(EXERCISE OBJECTIVE): Repeat the listing in full, exactly as it stands.

(AVAILABLE RECORDS):
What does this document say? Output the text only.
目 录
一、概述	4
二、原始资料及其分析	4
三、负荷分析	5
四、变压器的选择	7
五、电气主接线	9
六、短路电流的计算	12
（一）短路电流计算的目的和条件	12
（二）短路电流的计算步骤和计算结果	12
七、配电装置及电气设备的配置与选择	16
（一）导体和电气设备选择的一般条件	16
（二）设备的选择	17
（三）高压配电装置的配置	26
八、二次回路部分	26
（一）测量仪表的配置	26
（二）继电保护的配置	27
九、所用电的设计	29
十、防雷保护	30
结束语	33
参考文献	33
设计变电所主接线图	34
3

(EXERCISE ANSWER):
What does this document say? Output the text only.
目 录
一、概述	4
二、原始资料及其分析	4
三、负荷分析	5
四、变压器的选择	7
五、电气主接线	9
六、短路电流的计算	12
（一）短路电流计算的目的和条件	12
（二）短路电流的计算步骤和计算结果	12
七、配电装置及电气设备的配置与选择	16
（一）导体和电气设备选择的一般条件	16
（二）设备的选择	17
（三）高压配电装置的配置	26
八、二次回路部分	26
（一）测量仪表的配置	26
（二）继电保护的配置	27
九、所用电的设计	29
十、防雷保护	30
结束语	33
参考文献	33
设计变电所主接线图	34
3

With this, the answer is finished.